__TASK DESCRIPTION__:
For each line in the data below that holds "from", return a copy.
# START OF THE RECORDS
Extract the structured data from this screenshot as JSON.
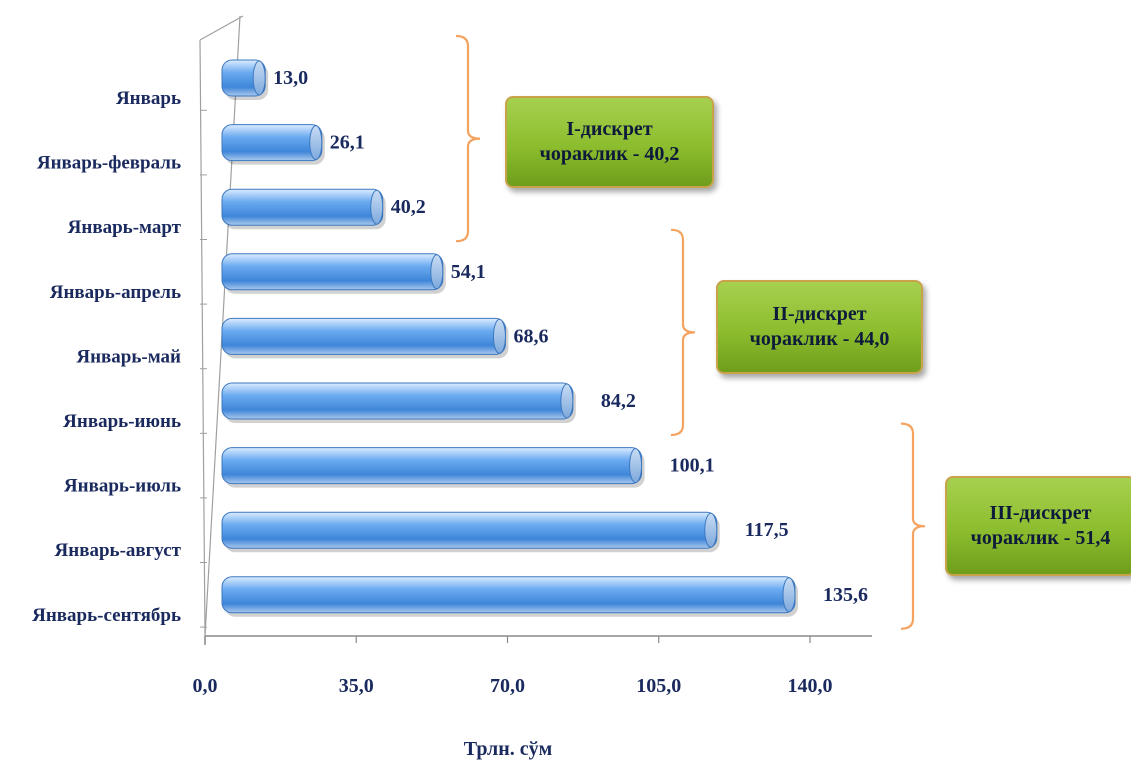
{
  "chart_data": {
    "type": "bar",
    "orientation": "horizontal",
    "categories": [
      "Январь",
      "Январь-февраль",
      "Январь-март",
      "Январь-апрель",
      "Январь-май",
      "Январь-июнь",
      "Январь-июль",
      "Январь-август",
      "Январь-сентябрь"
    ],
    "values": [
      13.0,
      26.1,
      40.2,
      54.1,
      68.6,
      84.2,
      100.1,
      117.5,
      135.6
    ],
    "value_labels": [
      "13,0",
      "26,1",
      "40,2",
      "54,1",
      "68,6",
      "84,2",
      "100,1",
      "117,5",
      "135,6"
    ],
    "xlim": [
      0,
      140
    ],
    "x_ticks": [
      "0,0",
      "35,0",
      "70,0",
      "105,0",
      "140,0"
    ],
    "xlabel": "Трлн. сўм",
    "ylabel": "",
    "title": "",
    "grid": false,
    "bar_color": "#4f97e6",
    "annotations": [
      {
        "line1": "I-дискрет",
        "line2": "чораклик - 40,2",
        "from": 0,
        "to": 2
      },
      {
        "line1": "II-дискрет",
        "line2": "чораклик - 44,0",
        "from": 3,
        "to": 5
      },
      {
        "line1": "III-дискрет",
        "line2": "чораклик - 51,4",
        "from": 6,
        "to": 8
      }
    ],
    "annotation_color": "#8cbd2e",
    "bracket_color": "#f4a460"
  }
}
# END OF THE RECORDS
# START OF THE RECORDS
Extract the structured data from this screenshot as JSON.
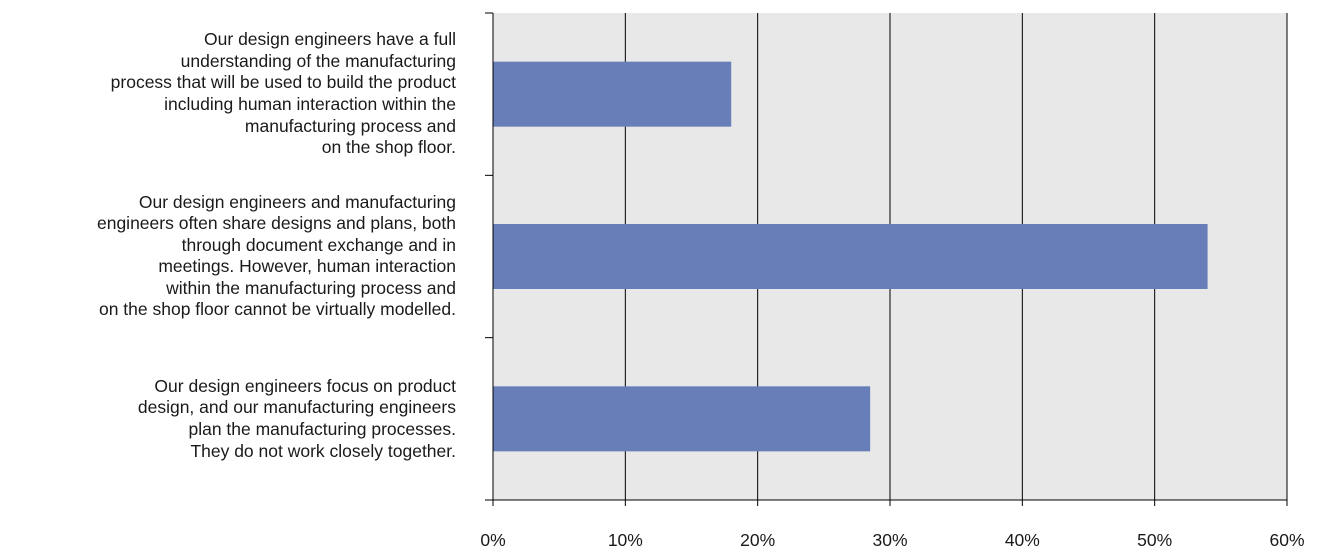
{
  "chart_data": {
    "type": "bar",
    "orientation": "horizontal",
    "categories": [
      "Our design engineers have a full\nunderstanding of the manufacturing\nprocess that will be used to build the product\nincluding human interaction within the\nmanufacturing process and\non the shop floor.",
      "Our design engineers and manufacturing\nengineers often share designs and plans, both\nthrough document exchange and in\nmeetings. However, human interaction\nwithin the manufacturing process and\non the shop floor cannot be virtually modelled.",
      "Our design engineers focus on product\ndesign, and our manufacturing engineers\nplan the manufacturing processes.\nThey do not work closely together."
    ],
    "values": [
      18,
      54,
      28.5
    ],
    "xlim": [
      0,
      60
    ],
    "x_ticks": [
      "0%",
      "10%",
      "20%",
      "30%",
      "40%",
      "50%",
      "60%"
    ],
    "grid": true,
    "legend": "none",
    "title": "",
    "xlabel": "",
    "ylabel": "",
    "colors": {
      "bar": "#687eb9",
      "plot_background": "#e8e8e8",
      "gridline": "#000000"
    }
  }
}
# END OF THE RECORDS
# START OF THE RECORDS
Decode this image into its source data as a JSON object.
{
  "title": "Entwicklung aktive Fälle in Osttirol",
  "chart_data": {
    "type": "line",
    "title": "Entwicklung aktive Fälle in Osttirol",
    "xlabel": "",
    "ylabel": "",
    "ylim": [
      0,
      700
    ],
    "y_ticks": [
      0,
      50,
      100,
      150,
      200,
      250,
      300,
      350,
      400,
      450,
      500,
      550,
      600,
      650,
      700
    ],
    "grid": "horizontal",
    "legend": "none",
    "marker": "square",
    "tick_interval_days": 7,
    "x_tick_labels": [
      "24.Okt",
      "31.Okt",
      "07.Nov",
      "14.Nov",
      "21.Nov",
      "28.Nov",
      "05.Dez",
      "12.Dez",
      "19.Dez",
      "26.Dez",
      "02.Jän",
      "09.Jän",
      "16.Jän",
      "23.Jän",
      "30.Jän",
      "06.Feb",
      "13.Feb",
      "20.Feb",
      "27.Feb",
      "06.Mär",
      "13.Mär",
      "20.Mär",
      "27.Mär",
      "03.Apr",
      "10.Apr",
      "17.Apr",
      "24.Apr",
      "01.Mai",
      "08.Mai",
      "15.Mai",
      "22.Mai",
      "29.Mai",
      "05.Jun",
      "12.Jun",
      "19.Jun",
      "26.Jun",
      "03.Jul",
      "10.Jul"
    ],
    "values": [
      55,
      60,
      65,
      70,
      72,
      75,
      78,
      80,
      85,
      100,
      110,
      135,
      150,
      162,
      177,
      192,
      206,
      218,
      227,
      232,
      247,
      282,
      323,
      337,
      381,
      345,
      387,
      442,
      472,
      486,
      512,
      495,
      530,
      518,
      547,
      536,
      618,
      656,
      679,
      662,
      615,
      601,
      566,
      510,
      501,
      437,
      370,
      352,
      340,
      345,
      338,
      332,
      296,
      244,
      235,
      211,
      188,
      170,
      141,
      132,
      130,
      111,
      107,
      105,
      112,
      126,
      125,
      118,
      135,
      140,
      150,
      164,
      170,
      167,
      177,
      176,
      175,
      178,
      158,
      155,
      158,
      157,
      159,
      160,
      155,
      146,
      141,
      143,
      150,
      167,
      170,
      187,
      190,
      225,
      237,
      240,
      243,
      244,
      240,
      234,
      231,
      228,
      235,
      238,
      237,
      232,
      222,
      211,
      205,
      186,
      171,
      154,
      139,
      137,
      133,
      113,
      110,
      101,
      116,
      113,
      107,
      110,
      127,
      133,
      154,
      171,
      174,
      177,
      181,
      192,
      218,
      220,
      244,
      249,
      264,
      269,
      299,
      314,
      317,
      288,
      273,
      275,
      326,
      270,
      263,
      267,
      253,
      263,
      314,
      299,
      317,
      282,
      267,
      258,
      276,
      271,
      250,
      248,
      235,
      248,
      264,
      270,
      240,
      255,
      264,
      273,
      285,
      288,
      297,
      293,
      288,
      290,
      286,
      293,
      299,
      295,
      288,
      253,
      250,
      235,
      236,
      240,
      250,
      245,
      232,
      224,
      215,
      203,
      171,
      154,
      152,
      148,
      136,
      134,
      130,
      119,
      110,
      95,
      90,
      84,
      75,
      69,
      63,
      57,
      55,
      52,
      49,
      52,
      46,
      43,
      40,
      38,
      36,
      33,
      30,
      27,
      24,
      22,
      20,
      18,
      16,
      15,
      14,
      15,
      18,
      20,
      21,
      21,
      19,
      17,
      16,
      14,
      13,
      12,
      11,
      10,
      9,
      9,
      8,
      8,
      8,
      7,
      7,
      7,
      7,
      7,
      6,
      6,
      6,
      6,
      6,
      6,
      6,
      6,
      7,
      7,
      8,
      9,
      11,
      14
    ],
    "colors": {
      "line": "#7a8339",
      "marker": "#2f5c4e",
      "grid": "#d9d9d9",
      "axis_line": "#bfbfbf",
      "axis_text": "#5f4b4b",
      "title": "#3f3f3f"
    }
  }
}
# END OF THE RECORDS
__EXERCISE RESULT__:
Extract the structured data from this screenshot as JSON.
        "from": 0,
        "from": 3,
        "from": 6,
Extract the structured data from this screenshot as JSON.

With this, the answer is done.